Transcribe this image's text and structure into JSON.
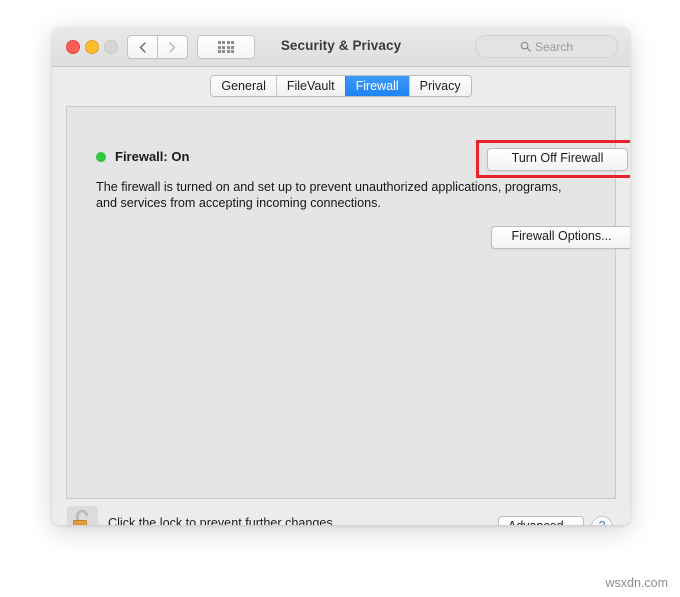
{
  "window": {
    "title": "Security & Privacy",
    "traffic_lights": [
      {
        "name": "close",
        "color": "#ff5f57"
      },
      {
        "name": "minimize",
        "color": "#ffbd2e"
      },
      {
        "name": "zoom",
        "color": "#d6d6d6"
      }
    ],
    "nav": {
      "back_icon": "chevron-left-icon",
      "forward_icon": "chevron-right-icon",
      "show_all_icon": "grid-icon"
    }
  },
  "search": {
    "icon": "search-icon",
    "placeholder": "Search",
    "value": ""
  },
  "tabs": [
    {
      "label": "General",
      "selected": false
    },
    {
      "label": "FileVault",
      "selected": false
    },
    {
      "label": "Firewall",
      "selected": true
    },
    {
      "label": "Privacy",
      "selected": false
    }
  ],
  "firewall": {
    "status_label": "Firewall: On",
    "status_color": "#2ecc40",
    "status_dot_icon": "status-dot-icon",
    "description": "The firewall is turned on and set up to prevent unauthorized applications, programs, and services from accepting incoming connections.",
    "turn_off_button": "Turn Off Firewall",
    "options_button": "Firewall Options...",
    "highlight_color": "#e8242a"
  },
  "footer": {
    "lock_icon": "unlocked-padlock-icon",
    "lock_text": "Click the lock to prevent further changes.",
    "advanced_button": "Advanced...",
    "help_button": "?"
  },
  "watermark": "wsxdn.com"
}
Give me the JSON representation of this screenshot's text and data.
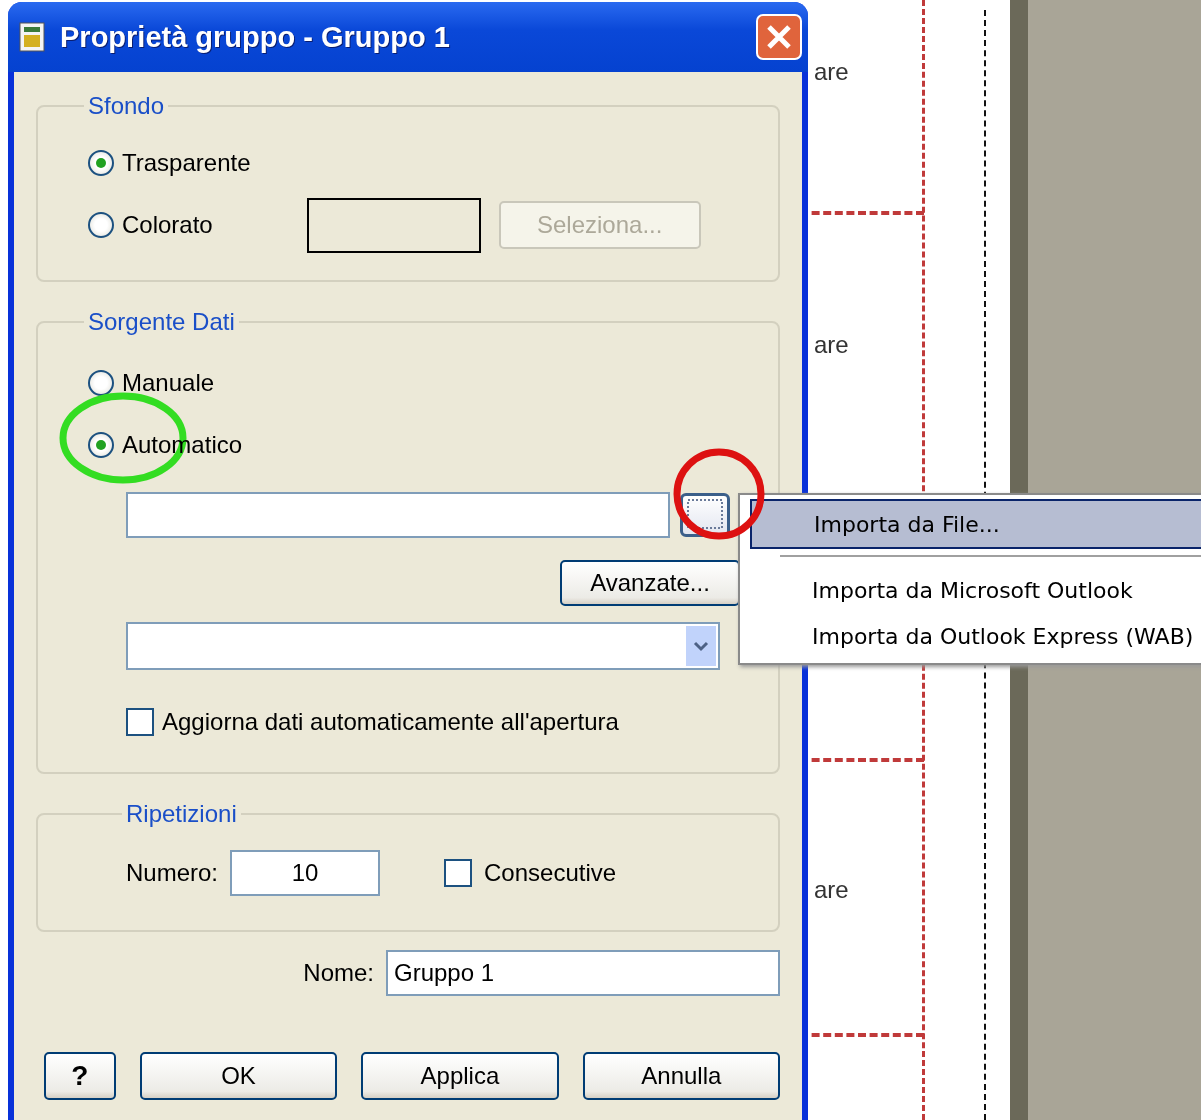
{
  "window": {
    "title": "Proprietà gruppo - Gruppo 1"
  },
  "sfondo": {
    "title": "Sfondo",
    "options": [
      {
        "label": "Trasparente",
        "selected": true
      },
      {
        "label": "Colorato",
        "selected": false
      }
    ],
    "color_button": {
      "label": "Seleziona...",
      "disabled": true
    }
  },
  "sorgente_dati": {
    "title": "Sorgente Dati",
    "options": [
      {
        "label": "Manuale",
        "selected": false
      },
      {
        "label": "Automatico",
        "selected": true
      }
    ],
    "advanced_button": "Avanzate...",
    "auto_update": {
      "label": "Aggiorna dati automaticamente all'apertura",
      "checked": false
    }
  },
  "ripetizioni": {
    "title": "Ripetizioni",
    "number_label": "Numero:",
    "number_value": "10",
    "consecutive": {
      "label": "Consecutive",
      "checked": false
    }
  },
  "name": {
    "label": "Nome:",
    "value": "Gruppo 1"
  },
  "buttons": [
    {
      "kind": "help",
      "label": "?"
    },
    {
      "kind": "normal",
      "label": "OK"
    },
    {
      "kind": "normal",
      "label": "Applica"
    },
    {
      "kind": "normal",
      "label": "Annulla"
    }
  ],
  "menu": {
    "items": [
      {
        "label": "Importa da File...",
        "selected": true,
        "separator_after": true
      },
      {
        "label": "Importa da Microsoft Outlook",
        "selected": false,
        "separator_after": false
      },
      {
        "label": "Importa da Outlook Express (WAB)",
        "selected": false,
        "separator_after": false
      }
    ]
  },
  "background": {
    "texts": [
      "are",
      "are",
      "are"
    ]
  }
}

- Problem to solve:
Quote every record above exactly, leaving out any pictures.

- The solution:
Transcribe this image's text and structure into JSON.
{
  "window": {
    "title": "Security & Privacy",
    "traffic_lights": [
      {
        "name": "close",
        "color": "#ff5f57"
      },
      {
        "name": "minimize",
        "color": "#ffbd2e"
      },
      {
        "name": "zoom",
        "color": "#d6d6d6"
      }
    ],
    "nav": {
      "back_icon": "chevron-left-icon",
      "forward_icon": "chevron-right-icon",
      "show_all_icon": "grid-icon"
    }
  },
  "search": {
    "icon": "search-icon",
    "placeholder": "Search",
    "value": ""
  },
  "tabs": [
    {
      "label": "General",
      "selected": false
    },
    {
      "label": "FileVault",
      "selected": false
    },
    {
      "label": "Firewall",
      "selected": true
    },
    {
      "label": "Privacy",
      "selected": false
    }
  ],
  "firewall": {
    "status_label": "Firewall: On",
    "status_color": "#2ecc40",
    "status_dot_icon": "status-dot-icon",
    "description": "The firewall is turned on and set up to prevent unauthorized applications, programs, and services from accepting incoming connections.",
    "turn_off_button": "Turn Off Firewall",
    "options_button": "Firewall Options...",
    "highlight_color": "#e8242a"
  },
  "footer": {
    "lock_icon": "unlocked-padlock-icon",
    "lock_text": "Click the lock to prevent further changes.",
    "advanced_button": "Advanced...",
    "help_button": "?"
  },
  "watermark": "wsxdn.com"
}
Give me the JSON representation of this screenshot's text and data.
{
  "window": {
    "title": "Proprietà gruppo - Gruppo 1"
  },
  "sfondo": {
    "title": "Sfondo",
    "options": [
      {
        "label": "Trasparente",
        "selected": true
      },
      {
        "label": "Colorato",
        "selected": false
      }
    ],
    "color_button": {
      "label": "Seleziona...",
      "disabled": true
    }
  },
  "sorgente_dati": {
    "title": "Sorgente Dati",
    "options": [
      {
        "label": "Manuale",
        "selected": false
      },
      {
        "label": "Automatico",
        "selected": true
      }
    ],
    "advanced_button": "Avanzate...",
    "auto_update": {
      "label": "Aggiorna dati automaticamente all'apertura",
      "checked": false
    }
  },
  "ripetizioni": {
    "title": "Ripetizioni",
    "number_label": "Numero:",
    "number_value": "10",
    "consecutive": {
      "label": "Consecutive",
      "checked": false
    }
  },
  "name": {
    "label": "Nome:",
    "value": "Gruppo 1"
  },
  "buttons": [
    {
      "kind": "help",
      "label": "?"
    },
    {
      "kind": "normal",
      "label": "OK"
    },
    {
      "kind": "normal",
      "label": "Applica"
    },
    {
      "kind": "normal",
      "label": "Annulla"
    }
  ],
  "menu": {
    "items": [
      {
        "label": "Importa da File...",
        "selected": true,
        "separator_after": true
      },
      {
        "label": "Importa da Microsoft Outlook",
        "selected": false,
        "separator_after": false
      },
      {
        "label": "Importa da Outlook Express (WAB)",
        "selected": false,
        "separator_after": false
      }
    ]
  },
  "background": {
    "texts": [
      "are",
      "are",
      "are"
    ]
  }
}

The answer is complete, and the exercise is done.